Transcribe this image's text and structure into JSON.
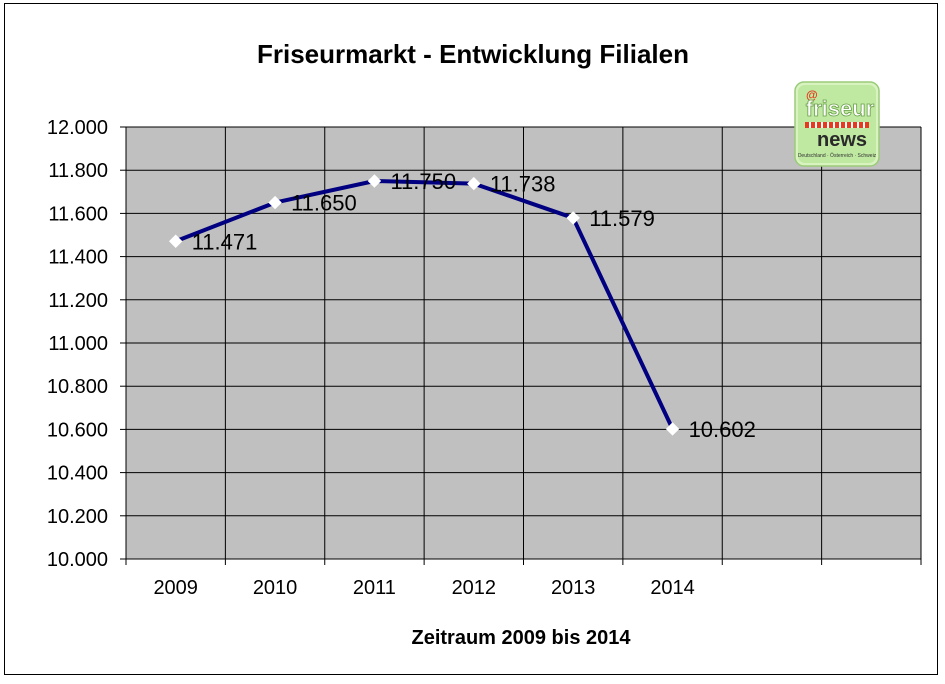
{
  "chart_data": {
    "type": "line",
    "title": "Friseurmarkt - Entwicklung Filialen",
    "xlabel": "Zeitraum 2009 bis 2014",
    "ylabel": "",
    "categories": [
      "2009",
      "2010",
      "2011",
      "2012",
      "2013",
      "2014"
    ],
    "values": [
      11471,
      11650,
      11750,
      11738,
      11579,
      10602
    ],
    "value_labels": [
      "11.471",
      "11.650",
      "11.750",
      "11.738",
      "11.579",
      "10.602"
    ],
    "yticks": [
      10000,
      10200,
      10400,
      10600,
      10800,
      11000,
      11200,
      11400,
      11600,
      11800,
      12000
    ],
    "ytick_labels": [
      "10.000",
      "10.200",
      "10.400",
      "10.600",
      "10.800",
      "11.000",
      "11.200",
      "11.400",
      "11.600",
      "11.800",
      "12.000"
    ],
    "ylim": [
      10000,
      12000
    ],
    "category_slots": 8,
    "grid": true,
    "legend": "none",
    "colors": {
      "line": "#000080",
      "marker": "#ffffff",
      "plot_background": "#c0c0c0",
      "grid": "#000000"
    }
  },
  "logo": {
    "symbol": "@",
    "word1": "friseur",
    "word2": "news",
    "tagline": "Deutschland · Österreich · Schweiz"
  }
}
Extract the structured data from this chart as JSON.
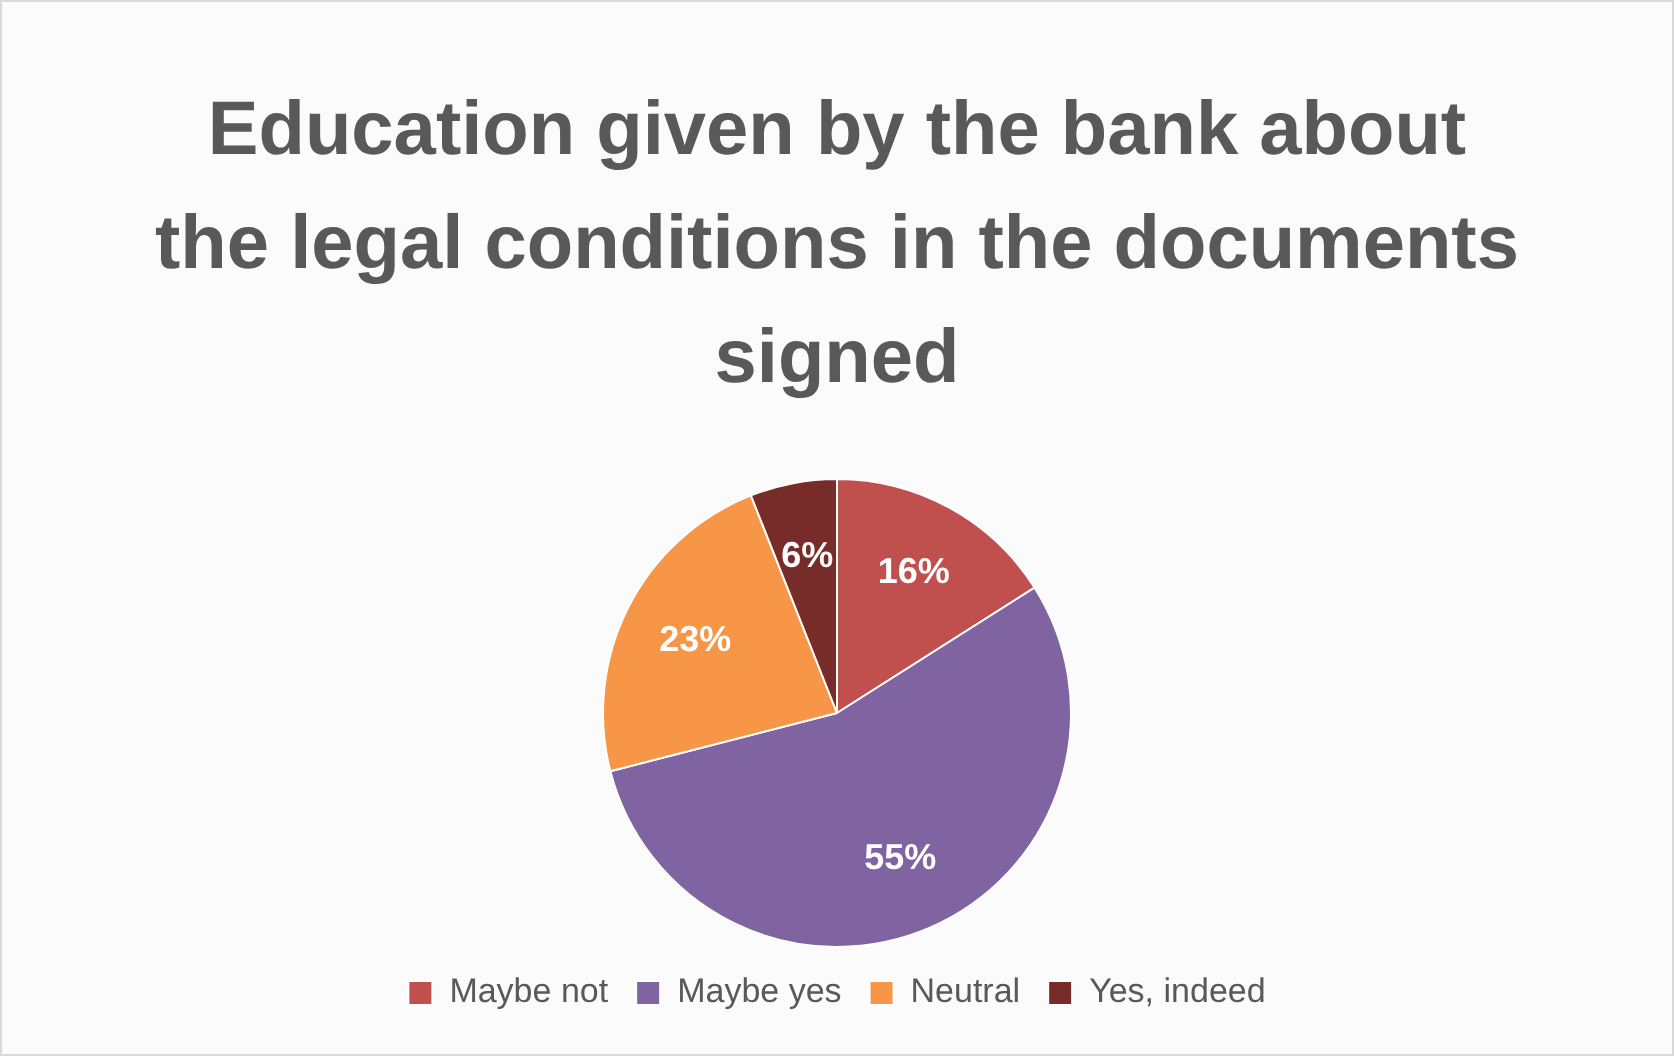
{
  "chart_data": {
    "type": "pie",
    "title": "Education given by the bank about the legal conditions in the documents signed",
    "categories": [
      "Maybe not",
      "Maybe yes",
      "Neutral",
      "Yes, indeed"
    ],
    "values": [
      16,
      55,
      23,
      6
    ],
    "value_labels": [
      "16%",
      "55%",
      "23%",
      "6%"
    ],
    "colors": [
      "#c0504d",
      "#8064a2",
      "#f79646",
      "#772c2a"
    ],
    "legend": "bottom"
  }
}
━━━━━━━━
GIVEN REQUEST - Your answer should be a single number: the count of lines in the entries that contain the word "this".

ANSWER TO THE EXERCISE - 2